**Extracted material**:

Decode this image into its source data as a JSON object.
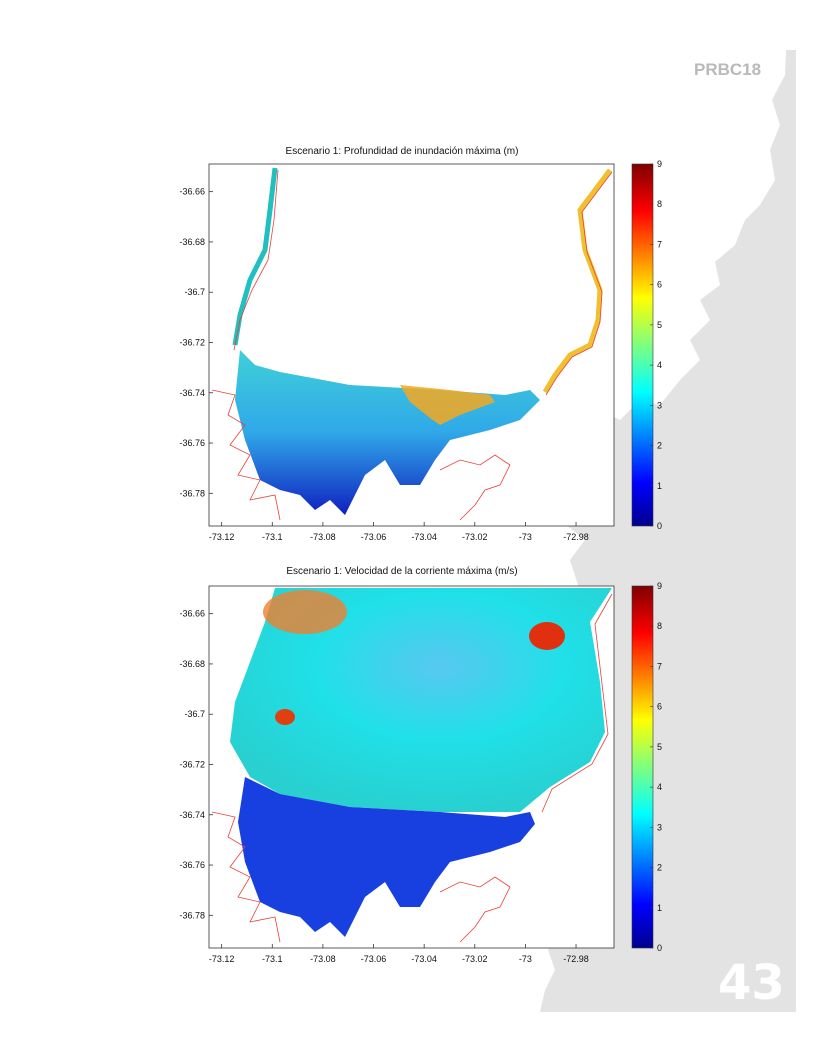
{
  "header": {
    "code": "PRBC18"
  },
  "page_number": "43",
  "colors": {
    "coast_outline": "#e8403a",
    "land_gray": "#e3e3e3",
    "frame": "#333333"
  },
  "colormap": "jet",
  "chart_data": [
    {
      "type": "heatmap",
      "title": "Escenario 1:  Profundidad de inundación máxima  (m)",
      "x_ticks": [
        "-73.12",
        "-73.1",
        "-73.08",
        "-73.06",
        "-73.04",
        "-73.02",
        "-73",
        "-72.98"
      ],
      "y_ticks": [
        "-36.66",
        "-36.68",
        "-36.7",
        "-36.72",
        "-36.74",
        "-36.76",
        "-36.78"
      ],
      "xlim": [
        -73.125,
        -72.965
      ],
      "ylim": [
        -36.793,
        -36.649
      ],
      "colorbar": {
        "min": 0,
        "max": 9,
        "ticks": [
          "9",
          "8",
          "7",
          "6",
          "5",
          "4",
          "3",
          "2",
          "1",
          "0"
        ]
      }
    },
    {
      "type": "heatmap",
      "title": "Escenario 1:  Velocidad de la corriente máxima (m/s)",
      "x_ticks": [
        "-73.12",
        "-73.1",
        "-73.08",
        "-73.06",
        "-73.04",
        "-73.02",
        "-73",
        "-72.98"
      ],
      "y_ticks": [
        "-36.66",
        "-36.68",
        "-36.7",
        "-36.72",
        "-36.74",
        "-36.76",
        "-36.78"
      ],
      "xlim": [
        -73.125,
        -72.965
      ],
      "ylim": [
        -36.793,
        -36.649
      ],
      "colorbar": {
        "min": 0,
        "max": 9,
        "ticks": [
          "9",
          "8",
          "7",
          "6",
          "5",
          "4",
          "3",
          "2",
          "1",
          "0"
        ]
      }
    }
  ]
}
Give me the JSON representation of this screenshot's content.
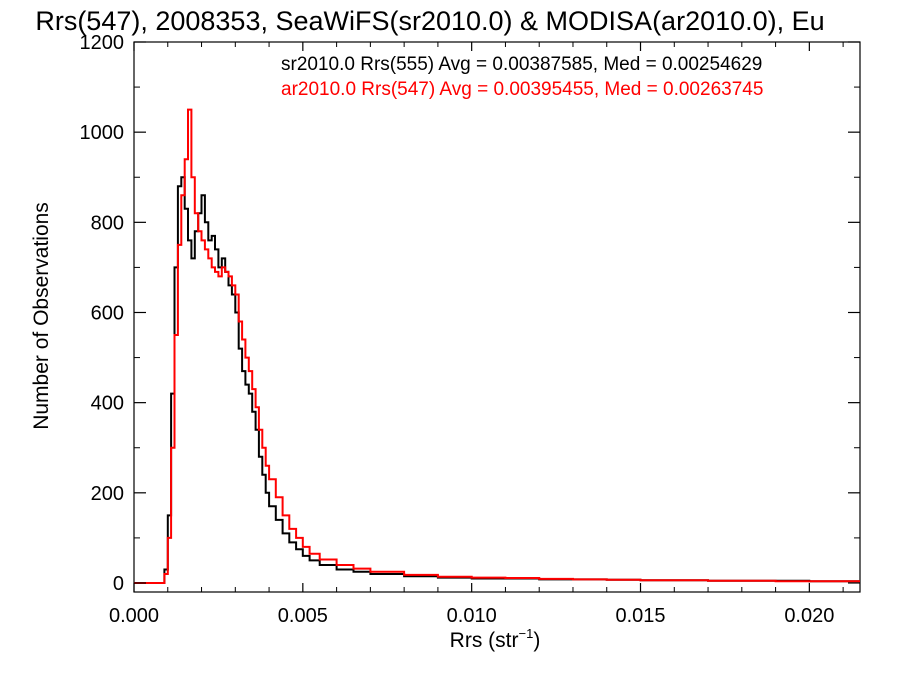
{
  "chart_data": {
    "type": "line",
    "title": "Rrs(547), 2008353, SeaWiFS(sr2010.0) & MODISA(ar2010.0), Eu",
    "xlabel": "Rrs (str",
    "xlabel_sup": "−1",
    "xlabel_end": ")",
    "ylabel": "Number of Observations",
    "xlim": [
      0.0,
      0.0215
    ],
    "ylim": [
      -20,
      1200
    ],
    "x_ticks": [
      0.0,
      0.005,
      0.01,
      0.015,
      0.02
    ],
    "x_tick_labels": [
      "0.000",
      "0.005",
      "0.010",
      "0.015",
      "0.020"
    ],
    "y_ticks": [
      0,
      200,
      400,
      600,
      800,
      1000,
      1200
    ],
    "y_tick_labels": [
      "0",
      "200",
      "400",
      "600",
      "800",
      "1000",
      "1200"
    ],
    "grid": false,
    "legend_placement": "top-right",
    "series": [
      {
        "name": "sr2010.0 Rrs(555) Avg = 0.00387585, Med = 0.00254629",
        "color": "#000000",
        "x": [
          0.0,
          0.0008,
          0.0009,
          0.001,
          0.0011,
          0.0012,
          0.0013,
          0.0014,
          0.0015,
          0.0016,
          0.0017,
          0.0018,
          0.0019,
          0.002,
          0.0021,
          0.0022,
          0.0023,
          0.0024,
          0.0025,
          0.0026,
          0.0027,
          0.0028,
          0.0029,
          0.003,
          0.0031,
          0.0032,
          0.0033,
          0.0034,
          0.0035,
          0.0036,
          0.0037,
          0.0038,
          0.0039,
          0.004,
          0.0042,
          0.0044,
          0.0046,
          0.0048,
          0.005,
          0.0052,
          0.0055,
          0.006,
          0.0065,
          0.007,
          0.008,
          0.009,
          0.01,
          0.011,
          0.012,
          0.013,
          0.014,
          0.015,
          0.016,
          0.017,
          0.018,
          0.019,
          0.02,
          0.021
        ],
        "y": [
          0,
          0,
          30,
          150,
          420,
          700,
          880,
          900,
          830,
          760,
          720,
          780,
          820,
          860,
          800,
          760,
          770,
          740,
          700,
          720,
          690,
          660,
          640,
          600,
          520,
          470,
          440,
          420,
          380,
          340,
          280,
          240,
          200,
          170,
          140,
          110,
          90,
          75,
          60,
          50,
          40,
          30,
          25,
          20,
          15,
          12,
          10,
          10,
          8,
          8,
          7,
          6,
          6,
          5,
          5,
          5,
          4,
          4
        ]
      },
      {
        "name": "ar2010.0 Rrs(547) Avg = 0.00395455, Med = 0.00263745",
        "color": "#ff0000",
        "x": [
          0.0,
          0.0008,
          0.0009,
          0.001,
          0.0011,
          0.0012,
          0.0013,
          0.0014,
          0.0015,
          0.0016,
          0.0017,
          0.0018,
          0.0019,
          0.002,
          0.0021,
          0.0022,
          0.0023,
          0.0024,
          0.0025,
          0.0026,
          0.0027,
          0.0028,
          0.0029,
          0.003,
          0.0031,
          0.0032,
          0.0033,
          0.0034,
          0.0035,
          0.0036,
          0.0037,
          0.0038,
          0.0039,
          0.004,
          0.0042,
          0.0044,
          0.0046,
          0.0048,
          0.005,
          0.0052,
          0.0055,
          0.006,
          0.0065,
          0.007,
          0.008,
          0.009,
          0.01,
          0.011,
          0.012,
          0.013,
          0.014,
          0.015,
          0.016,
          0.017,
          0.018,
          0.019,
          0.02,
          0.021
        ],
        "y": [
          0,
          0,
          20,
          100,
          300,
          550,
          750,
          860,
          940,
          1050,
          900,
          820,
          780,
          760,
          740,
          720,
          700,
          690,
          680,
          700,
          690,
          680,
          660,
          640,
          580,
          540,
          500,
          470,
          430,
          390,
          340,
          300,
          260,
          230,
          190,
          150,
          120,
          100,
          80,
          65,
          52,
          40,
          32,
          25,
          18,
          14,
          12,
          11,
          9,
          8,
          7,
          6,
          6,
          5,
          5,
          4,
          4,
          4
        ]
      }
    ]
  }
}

...

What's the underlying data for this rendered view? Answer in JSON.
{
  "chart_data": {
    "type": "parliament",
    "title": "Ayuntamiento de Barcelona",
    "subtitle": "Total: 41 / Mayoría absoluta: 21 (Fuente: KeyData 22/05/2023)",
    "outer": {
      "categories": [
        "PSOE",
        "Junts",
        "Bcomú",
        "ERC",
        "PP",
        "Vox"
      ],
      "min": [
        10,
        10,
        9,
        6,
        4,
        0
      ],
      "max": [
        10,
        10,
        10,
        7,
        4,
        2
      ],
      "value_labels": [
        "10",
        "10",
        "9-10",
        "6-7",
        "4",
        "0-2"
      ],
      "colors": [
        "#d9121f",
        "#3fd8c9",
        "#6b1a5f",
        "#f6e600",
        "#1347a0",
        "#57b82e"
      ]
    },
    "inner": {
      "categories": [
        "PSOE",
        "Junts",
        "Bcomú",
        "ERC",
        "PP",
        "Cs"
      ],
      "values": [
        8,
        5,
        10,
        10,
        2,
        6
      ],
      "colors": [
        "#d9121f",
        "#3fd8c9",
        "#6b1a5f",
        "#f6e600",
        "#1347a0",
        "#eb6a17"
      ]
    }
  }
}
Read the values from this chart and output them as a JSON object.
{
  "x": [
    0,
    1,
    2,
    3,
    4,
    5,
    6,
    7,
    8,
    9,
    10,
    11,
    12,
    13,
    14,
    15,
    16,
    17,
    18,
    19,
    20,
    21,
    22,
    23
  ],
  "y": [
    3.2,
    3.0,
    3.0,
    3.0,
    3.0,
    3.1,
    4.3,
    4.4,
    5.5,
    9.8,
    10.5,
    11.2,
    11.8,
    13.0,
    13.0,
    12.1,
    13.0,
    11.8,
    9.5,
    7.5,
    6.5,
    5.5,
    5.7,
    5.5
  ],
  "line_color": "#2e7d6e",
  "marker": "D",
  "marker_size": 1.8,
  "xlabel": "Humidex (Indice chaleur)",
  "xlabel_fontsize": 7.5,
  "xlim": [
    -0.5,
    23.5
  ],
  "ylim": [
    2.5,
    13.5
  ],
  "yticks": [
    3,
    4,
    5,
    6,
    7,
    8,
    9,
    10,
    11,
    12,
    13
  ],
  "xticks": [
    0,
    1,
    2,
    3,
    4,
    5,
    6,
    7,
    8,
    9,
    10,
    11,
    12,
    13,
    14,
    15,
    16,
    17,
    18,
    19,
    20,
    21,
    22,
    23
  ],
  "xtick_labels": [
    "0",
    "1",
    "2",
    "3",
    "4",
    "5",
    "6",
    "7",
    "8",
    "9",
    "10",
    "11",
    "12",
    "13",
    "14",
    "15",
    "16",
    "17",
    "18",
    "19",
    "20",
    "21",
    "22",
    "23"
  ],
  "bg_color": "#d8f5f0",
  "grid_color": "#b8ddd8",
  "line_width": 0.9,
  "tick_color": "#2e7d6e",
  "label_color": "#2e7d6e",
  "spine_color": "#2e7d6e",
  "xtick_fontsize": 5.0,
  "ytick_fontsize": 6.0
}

**What needs to be done**: Which lines contain "this"? Copy each of them.

**Problem solution**:
Decode this image into its source data as a JSON object.
Give me the JSON representation of this screenshot's content.
What's the underlying data for this rendered view? Answer in JSON.
Read the values from this chart and output them as a JSON object.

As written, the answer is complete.